Objective:
Scan the entries below and extract each line with the word "screenshot" in it.

Data records:
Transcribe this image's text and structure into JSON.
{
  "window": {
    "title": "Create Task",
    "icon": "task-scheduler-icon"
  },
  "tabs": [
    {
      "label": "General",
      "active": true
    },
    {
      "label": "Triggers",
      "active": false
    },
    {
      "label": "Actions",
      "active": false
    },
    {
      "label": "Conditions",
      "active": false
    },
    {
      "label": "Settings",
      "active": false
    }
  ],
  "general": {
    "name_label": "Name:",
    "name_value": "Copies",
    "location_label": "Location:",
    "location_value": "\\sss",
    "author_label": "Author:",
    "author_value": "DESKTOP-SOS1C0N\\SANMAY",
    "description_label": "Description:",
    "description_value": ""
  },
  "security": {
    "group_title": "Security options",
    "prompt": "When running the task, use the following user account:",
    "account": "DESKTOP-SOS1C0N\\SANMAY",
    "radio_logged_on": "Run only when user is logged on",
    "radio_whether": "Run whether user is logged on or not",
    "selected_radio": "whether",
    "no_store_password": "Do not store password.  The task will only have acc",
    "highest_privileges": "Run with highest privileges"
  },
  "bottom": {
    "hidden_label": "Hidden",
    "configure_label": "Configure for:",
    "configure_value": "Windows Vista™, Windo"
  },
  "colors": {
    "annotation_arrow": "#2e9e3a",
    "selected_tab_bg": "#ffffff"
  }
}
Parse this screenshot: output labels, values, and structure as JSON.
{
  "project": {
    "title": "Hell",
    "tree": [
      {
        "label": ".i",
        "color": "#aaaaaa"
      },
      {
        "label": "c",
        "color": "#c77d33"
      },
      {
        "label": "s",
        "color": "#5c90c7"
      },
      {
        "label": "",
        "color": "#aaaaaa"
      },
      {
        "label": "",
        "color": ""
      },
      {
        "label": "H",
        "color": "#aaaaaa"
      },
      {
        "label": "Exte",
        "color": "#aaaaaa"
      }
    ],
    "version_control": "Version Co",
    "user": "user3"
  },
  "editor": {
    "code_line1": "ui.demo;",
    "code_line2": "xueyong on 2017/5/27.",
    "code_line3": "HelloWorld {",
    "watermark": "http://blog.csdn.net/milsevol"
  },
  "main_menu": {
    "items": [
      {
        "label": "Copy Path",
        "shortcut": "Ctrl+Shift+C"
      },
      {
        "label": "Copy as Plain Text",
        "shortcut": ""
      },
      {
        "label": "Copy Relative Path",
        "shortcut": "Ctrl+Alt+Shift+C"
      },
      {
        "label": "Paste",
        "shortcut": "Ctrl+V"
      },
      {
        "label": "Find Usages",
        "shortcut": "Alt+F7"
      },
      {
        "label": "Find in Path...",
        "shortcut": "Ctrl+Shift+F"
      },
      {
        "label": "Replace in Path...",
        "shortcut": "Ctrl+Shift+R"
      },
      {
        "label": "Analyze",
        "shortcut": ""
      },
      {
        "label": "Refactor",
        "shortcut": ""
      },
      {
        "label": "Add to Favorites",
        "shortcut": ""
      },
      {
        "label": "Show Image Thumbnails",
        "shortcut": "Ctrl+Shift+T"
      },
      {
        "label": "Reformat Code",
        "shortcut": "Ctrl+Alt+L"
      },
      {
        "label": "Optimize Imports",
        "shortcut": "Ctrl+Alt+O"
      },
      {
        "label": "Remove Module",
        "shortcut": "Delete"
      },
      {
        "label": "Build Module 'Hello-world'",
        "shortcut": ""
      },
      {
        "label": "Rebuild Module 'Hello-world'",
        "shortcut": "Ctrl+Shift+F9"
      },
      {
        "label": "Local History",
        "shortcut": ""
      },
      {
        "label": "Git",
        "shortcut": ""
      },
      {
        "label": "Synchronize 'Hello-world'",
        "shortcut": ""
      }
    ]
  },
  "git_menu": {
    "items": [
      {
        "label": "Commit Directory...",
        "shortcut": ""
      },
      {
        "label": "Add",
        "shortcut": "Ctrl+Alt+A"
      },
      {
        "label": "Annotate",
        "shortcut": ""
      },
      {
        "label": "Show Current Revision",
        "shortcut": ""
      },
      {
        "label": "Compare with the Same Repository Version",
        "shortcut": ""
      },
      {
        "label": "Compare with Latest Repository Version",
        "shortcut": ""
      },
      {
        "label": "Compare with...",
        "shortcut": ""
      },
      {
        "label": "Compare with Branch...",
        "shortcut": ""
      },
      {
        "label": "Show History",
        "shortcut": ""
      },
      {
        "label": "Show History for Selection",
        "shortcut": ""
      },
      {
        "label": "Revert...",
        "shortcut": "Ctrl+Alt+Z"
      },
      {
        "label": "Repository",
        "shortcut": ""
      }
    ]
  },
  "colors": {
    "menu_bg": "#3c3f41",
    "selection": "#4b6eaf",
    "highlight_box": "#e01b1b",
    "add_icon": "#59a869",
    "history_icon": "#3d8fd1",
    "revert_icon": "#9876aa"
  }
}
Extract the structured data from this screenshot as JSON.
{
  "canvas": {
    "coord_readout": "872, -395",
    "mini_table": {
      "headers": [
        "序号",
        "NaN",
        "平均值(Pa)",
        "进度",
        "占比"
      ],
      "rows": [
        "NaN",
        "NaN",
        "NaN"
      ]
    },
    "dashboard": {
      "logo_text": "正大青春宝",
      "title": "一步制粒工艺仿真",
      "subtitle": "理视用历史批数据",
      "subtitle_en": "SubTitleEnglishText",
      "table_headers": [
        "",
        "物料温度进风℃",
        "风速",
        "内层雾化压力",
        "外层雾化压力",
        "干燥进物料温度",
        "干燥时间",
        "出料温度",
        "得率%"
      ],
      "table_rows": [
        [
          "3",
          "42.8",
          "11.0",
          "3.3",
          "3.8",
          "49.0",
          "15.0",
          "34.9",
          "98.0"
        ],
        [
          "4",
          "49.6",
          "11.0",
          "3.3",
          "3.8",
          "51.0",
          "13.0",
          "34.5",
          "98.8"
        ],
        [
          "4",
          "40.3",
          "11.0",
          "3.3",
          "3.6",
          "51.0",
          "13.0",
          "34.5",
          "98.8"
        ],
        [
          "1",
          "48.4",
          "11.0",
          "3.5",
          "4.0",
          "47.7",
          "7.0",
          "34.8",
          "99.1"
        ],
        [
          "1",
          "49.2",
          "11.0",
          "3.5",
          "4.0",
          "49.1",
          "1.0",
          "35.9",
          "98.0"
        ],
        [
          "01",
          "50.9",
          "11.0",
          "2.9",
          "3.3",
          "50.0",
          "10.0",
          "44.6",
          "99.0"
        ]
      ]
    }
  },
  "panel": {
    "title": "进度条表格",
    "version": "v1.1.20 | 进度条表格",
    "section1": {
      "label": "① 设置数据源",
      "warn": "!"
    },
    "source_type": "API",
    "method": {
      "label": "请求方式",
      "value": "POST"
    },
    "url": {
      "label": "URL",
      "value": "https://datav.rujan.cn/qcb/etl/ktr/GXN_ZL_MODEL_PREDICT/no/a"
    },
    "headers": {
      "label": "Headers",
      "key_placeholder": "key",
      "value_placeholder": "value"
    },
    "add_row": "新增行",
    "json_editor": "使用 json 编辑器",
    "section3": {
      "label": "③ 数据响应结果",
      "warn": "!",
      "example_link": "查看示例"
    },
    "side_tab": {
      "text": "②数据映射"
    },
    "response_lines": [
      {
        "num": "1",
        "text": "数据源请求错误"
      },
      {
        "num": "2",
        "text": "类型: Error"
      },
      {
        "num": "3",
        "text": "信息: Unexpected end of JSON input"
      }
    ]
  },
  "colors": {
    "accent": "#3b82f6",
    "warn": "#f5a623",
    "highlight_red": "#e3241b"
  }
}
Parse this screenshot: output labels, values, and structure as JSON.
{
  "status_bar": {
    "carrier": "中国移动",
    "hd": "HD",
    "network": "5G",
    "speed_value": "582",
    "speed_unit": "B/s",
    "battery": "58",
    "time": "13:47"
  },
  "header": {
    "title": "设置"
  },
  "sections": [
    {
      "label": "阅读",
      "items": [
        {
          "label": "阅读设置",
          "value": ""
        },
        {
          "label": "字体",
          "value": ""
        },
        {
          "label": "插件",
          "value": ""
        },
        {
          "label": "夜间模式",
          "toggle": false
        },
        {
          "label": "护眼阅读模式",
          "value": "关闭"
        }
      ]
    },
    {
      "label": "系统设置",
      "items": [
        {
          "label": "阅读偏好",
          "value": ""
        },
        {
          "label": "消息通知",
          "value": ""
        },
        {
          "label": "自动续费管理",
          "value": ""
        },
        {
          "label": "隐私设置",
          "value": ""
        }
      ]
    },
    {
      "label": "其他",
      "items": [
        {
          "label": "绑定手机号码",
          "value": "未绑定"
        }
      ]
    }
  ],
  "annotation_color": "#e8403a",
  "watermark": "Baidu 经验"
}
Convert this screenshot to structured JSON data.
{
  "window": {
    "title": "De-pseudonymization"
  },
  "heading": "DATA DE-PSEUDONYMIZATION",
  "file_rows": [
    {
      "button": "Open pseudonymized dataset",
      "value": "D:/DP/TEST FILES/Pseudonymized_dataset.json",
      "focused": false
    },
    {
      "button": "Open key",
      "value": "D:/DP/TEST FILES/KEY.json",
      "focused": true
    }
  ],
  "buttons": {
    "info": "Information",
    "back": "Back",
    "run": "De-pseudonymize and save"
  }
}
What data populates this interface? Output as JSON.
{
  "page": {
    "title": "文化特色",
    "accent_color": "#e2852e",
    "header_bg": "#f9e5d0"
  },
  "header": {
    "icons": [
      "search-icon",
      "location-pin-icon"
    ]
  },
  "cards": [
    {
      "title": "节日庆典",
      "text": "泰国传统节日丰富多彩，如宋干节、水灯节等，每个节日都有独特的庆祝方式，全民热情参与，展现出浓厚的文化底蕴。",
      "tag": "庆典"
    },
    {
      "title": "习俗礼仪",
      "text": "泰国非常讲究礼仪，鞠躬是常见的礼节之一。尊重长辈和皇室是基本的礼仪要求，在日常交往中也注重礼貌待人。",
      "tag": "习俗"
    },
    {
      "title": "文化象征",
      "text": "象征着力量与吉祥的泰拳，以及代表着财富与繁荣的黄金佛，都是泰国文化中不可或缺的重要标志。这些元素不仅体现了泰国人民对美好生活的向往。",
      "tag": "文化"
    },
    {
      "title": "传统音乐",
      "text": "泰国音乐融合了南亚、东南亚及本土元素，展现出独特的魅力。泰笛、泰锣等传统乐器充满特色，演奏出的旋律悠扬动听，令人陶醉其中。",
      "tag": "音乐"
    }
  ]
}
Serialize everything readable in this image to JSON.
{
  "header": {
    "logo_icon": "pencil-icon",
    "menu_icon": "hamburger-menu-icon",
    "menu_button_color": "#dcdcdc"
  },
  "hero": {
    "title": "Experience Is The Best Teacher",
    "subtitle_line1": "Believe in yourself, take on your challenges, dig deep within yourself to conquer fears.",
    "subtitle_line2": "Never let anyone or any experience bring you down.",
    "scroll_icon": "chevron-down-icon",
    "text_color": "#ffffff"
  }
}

Solution:
Parse this screenshot: output labels, values, and structure as JSON.
Extract the structured data from this screenshot as JSON.
Parse this screenshot: output labels, values, and structure as JSON.
Convert this screenshot to structured JSON data.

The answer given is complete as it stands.